> _TASK DIRECTIONS_
In the data that follows, count each line holding the string "expiry"; answer with the number only.

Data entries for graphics
++++++++
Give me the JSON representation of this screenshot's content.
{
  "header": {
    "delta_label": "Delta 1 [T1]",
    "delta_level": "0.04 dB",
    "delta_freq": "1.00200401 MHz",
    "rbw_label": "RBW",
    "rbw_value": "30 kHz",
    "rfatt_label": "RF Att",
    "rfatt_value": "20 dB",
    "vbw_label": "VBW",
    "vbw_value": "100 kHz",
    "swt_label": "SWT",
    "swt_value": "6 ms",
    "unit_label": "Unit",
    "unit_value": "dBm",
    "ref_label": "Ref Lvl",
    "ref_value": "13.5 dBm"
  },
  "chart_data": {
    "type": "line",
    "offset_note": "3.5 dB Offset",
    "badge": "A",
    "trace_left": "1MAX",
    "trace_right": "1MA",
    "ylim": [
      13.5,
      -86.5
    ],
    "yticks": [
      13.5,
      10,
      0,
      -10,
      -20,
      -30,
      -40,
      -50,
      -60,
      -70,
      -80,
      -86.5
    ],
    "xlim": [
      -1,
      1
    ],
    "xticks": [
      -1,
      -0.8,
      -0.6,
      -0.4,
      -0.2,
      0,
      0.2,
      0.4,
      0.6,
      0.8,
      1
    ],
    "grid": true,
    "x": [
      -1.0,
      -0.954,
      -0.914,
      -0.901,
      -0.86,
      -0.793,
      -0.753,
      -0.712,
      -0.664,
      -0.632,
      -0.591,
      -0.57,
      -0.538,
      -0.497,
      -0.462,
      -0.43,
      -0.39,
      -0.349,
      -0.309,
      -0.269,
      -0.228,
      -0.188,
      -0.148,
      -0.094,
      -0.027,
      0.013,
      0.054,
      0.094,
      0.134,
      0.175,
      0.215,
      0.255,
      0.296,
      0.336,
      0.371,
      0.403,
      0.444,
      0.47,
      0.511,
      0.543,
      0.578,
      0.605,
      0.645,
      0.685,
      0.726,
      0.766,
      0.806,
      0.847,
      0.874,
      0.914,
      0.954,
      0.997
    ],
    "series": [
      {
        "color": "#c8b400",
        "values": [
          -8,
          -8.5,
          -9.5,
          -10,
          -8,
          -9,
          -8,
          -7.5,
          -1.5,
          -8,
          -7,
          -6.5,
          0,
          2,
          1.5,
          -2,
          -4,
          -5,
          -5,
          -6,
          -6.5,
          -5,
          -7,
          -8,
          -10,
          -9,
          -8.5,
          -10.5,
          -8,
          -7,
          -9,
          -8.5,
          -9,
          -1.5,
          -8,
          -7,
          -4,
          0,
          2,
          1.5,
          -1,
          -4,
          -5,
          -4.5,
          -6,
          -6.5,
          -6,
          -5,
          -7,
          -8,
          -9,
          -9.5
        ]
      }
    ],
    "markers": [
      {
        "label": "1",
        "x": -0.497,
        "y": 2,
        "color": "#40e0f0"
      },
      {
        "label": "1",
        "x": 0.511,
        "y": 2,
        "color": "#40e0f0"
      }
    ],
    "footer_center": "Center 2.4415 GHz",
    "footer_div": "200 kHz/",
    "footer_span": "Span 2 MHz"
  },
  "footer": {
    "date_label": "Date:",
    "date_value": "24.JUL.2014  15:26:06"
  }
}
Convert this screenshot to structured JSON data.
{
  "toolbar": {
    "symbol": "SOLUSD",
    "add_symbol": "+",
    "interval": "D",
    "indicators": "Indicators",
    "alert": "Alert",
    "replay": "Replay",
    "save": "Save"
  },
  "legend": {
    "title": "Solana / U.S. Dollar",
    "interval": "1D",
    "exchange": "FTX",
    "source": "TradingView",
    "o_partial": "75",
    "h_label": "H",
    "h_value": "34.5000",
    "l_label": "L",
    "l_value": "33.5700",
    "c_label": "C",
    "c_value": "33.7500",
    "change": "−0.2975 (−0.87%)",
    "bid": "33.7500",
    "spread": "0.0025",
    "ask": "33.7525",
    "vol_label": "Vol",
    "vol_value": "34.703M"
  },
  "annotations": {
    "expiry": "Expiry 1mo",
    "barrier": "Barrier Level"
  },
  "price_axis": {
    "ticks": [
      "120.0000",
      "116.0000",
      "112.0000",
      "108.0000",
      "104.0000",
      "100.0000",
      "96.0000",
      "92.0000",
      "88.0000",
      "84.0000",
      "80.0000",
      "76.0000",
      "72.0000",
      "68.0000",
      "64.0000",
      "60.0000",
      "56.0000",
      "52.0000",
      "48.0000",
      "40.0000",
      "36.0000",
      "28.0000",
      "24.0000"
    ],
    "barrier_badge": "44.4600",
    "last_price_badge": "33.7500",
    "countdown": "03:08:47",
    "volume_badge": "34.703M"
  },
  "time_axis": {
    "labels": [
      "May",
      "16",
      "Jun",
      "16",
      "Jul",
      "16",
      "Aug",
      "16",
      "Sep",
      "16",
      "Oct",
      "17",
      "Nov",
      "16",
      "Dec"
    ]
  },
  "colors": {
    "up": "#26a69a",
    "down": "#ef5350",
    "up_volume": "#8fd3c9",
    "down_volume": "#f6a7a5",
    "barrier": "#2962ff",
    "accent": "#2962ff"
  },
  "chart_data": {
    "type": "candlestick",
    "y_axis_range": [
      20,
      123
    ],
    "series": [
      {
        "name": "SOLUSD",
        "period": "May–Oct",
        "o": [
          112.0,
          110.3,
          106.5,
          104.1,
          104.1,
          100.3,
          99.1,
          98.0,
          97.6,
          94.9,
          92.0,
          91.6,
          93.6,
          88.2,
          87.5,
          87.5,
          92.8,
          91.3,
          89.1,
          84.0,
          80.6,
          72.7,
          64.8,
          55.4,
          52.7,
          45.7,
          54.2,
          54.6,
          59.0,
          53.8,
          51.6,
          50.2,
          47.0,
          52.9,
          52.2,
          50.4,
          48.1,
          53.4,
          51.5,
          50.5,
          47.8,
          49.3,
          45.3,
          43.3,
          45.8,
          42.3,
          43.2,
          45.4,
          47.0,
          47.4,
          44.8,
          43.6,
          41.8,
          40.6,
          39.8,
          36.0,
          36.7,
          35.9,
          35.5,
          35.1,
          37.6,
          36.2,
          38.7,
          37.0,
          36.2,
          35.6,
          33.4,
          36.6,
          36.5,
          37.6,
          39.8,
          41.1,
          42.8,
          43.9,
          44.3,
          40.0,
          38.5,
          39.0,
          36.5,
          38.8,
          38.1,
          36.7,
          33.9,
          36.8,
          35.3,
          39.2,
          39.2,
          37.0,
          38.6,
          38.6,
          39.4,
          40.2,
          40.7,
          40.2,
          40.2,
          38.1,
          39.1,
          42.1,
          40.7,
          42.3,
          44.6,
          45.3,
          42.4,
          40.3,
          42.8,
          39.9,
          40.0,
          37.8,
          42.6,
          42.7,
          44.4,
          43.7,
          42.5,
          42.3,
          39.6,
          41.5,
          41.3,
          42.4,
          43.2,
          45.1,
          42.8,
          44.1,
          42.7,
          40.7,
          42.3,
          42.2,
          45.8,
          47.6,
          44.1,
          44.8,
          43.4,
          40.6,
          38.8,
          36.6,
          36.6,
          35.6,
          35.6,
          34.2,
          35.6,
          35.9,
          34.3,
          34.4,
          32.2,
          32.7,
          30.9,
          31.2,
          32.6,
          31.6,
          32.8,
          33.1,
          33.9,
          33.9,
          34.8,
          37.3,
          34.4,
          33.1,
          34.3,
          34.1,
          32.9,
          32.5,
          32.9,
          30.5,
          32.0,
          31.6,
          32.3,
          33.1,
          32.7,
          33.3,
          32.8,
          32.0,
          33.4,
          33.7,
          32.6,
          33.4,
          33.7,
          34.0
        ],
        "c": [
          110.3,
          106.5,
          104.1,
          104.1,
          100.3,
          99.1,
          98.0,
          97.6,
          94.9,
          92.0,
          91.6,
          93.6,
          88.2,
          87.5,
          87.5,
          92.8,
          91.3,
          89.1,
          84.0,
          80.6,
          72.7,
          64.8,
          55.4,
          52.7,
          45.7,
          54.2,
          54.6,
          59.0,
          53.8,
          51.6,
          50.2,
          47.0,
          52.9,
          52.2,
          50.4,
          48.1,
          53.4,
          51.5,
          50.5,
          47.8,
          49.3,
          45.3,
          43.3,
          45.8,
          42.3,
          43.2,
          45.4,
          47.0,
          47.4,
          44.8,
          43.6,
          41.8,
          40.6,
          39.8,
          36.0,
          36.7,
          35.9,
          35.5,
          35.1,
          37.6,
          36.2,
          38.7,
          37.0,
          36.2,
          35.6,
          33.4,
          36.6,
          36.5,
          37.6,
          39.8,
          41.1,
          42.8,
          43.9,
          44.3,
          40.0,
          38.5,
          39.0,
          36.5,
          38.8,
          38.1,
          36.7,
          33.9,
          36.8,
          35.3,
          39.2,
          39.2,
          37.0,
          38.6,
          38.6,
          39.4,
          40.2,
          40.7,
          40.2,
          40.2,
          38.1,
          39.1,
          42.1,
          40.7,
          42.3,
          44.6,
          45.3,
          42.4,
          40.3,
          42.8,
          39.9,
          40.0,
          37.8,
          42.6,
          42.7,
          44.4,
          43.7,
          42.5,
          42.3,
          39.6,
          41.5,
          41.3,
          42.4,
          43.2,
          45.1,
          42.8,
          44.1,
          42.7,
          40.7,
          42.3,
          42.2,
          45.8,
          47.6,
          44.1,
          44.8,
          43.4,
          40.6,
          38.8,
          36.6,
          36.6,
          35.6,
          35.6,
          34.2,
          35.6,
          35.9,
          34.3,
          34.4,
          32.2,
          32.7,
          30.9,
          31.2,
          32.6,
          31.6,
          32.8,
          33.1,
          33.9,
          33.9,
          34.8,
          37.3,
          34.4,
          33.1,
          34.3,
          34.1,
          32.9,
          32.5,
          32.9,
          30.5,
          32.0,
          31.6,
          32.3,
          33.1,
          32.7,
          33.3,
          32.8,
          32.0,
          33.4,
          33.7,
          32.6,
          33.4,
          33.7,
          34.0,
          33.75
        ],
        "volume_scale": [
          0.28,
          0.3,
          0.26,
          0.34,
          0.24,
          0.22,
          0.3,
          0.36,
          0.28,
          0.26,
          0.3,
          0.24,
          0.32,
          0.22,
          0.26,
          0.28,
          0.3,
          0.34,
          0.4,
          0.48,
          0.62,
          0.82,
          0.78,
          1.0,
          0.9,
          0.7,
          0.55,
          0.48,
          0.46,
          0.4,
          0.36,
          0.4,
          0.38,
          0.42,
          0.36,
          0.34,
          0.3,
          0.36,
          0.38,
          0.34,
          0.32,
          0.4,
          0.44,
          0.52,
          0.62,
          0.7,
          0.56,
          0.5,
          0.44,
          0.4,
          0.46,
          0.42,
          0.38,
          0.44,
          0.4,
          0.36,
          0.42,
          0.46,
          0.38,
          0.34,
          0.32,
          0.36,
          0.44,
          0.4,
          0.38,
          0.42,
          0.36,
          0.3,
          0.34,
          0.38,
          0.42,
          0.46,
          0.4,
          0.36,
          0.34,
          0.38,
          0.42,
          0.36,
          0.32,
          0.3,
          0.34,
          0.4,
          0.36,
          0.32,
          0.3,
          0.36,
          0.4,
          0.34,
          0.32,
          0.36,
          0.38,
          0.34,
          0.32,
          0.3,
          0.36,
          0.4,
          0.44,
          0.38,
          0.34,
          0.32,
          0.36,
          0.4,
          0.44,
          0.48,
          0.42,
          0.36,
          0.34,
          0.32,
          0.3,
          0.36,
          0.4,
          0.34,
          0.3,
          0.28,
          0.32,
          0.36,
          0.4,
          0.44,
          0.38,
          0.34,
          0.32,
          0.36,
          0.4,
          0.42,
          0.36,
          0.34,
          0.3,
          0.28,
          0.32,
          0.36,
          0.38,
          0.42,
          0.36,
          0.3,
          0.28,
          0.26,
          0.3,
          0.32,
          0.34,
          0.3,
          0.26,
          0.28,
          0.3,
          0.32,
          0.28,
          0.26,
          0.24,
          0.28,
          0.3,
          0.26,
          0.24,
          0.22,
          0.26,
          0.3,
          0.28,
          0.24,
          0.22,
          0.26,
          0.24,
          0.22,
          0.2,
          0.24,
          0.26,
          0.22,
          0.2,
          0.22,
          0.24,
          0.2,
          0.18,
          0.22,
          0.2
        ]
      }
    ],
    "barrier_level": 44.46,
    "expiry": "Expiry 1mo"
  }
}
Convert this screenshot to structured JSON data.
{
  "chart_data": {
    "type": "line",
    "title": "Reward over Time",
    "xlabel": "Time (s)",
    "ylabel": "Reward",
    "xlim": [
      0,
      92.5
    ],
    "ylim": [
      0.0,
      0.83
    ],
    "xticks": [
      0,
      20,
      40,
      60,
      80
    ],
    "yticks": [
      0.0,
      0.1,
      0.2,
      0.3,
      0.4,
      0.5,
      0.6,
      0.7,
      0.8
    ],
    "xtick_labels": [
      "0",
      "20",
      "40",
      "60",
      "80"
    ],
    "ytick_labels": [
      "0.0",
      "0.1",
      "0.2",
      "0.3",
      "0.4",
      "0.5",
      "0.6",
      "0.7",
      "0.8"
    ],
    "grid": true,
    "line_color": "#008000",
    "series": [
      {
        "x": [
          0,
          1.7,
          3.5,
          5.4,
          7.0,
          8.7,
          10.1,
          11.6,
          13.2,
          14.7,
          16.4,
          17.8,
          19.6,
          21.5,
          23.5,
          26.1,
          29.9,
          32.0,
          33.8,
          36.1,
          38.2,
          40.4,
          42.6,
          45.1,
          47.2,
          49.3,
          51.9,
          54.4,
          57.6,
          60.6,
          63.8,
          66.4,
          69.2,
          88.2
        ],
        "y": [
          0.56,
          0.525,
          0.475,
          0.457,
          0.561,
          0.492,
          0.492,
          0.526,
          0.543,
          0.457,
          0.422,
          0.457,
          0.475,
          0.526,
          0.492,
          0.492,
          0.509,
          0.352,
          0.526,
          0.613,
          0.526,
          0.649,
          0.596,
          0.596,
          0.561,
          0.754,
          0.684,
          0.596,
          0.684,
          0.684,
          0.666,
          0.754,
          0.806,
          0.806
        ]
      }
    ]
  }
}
++++++++
> _SOLUTION_
2